— Set task —
Every entry below should be repeated exactly; the pictures should not.

'''

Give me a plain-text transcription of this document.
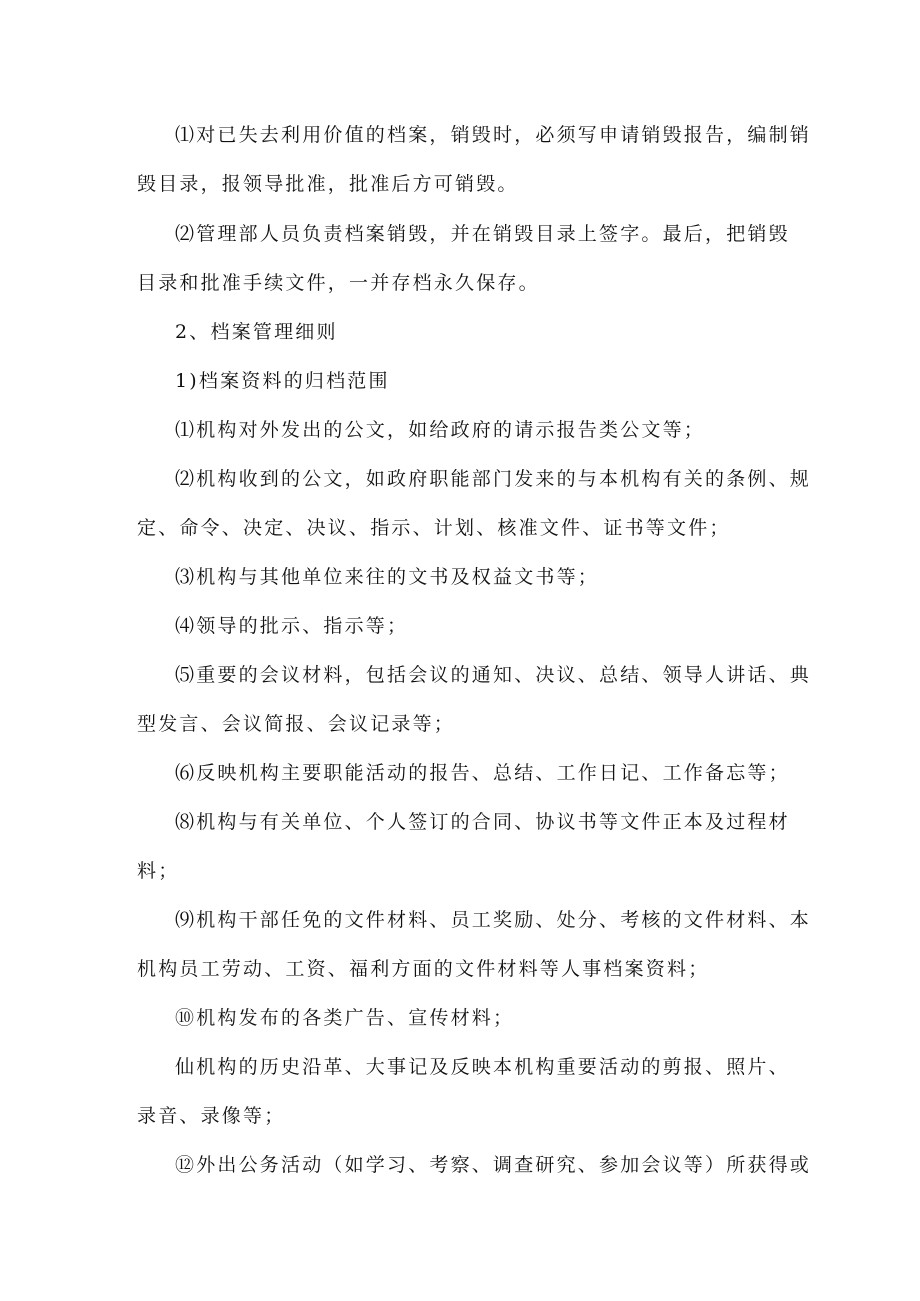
⑴对已失去利用价值的档案，销毁时，必须写申请销毁报告，编制销
毁目录，报领导批准，批准后方可销毁。
⑵管理部人员负责档案销毁，并在销毁目录上签字。最后，把销毁
目录和批准手续文件，一并存档永久保存。
2、档案管理细则
1)档案资料的归档范围
⑴机构对外发出的公文，如给政府的请示报告类公文等；
⑵机构收到的公文，如政府职能部门发来的与本机构有关的条例、规
定、命令、决定、决议、指示、计划、核准文件、证书等文件；
⑶机构与其他单位来往的文书及权益文书等；
⑷领导的批示、指示等；
⑸重要的会议材料，包括会议的通知、决议、总结、领导人讲话、典
型发言、会议简报、会议记录等；
⑹反映机构主要职能活动的报告、总结、工作日记、工作备忘等；
⑻机构与有关单位、个人签订的合同、协议书等文件正本及过程材
料；
⑼机构干部任免的文件材料、员工奖励、处分、考核的文件材料、本
机构员工劳动、工资、福利方面的文件材料等人事档案资料；
⑩机构发布的各类广告、宣传材料；
仙机构的历史沿革、大事记及反映本机构重要活动的剪报、照片、
录音、录像等；
⑫外出公务活动（如学习、考察、调查研究、参加会议等）所获得或
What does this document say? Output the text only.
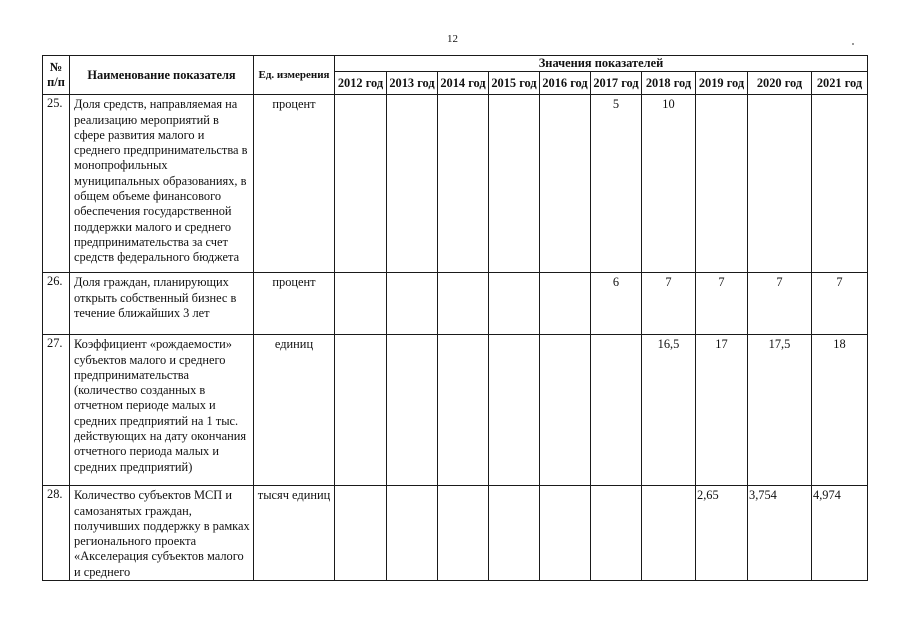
12
№
п/п	Наименование показателя	Ед. измерения	Значения показателей									
			2012 год	2013 год	2014 год	2015 год	2016 год	2017 год	2018 год	2019 год	2020 год	2021 год
25.	Доля средств, направляемая на реализацию мероприятий в сфере развития малого и среднего предпринимательства в монопрофильных муниципальных образованиях, в общем объеме финансового обеспечения государственной поддержки малого и среднего предпринимательства за счет средств федерального бюджета	процент						5	10			
26.	Доля граждан, планирующих открыть собственный бизнес в течение ближайших 3 лет	процент						6	7	7	7	7
27.	Коэффициент «рождаемости» субъектов малого и среднего предпринимательства (количество созданных в отчетном периоде малых и средних предприятий на 1 тыс. действующих на дату окончания отчетного периода малых и средних предприятий)	единиц							16,5	17	17,5	18
28.	Количество субъектов МСП и самозанятых граждан, получивших поддержку в рамках регионального проекта «Акселерация субъектов малого и среднего	тысяч единиц								2,65	3,754	4,974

'''

— The output —
Give me a plain-text transcription of this document.
⑴对已失去利用价值的档案，销毁时，必须写申请销毁报告，编制销
毁目录，报领导批准，批准后方可销毁。
⑵管理部人员负责档案销毁，并在销毁目录上签字。最后，把销毁
目录和批准手续文件，一并存档永久保存。
2、档案管理细则
1)档案资料的归档范围
⑴机构对外发出的公文，如给政府的请示报告类公文等；
⑵机构收到的公文，如政府职能部门发来的与本机构有关的条例、规
定、命令、决定、决议、指示、计划、核准文件、证书等文件；
⑶机构与其他单位来往的文书及权益文书等；
⑷领导的批示、指示等；
⑸重要的会议材料，包括会议的通知、决议、总结、领导人讲话、典
型发言、会议简报、会议记录等；
⑹反映机构主要职能活动的报告、总结、工作日记、工作备忘等；
⑻机构与有关单位、个人签订的合同、协议书等文件正本及过程材
料；
⑼机构干部任免的文件材料、员工奖励、处分、考核的文件材料、本
机构员工劳动、工资、福利方面的文件材料等人事档案资料；
⑩机构发布的各类广告、宣传材料；
仙机构的历史沿革、大事记及反映本机构重要活动的剪报、照片、
录音、录像等；
⑫外出公务活动（如学习、考察、调查研究、参加会议等）所获得或
What does this document say? Output the text only.
12
№
п/п	Наименование показателя	Ед. измерения	Значения показателей									
			2012 год	2013 год	2014 год	2015 год	2016 год	2017 год	2018 год	2019 год	2020 год	2021 год
25.	Доля средств, направляемая на реализацию мероприятий в сфере развития малого и среднего предпринимательства в монопрофильных муниципальных образованиях, в общем объеме финансового обеспечения государственной поддержки малого и среднего предпринимательства за счет средств федерального бюджета	процент						5	10			
26.	Доля граждан, планирующих открыть собственный бизнес в течение ближайших 3 лет	процент						6	7	7	7	7
27.	Коэффициент «рождаемости» субъектов малого и среднего предпринимательства (количество созданных в отчетном периоде малых и средних предприятий на 1 тыс. действующих на дату окончания отчетного периода малых и средних предприятий)	единиц							16,5	17	17,5	18
28.	Количество субъектов МСП и самозанятых граждан, получивших поддержку в рамках регионального проекта «Акселерация субъектов малого и среднего	тысяч единиц								2,65	3,754	4,974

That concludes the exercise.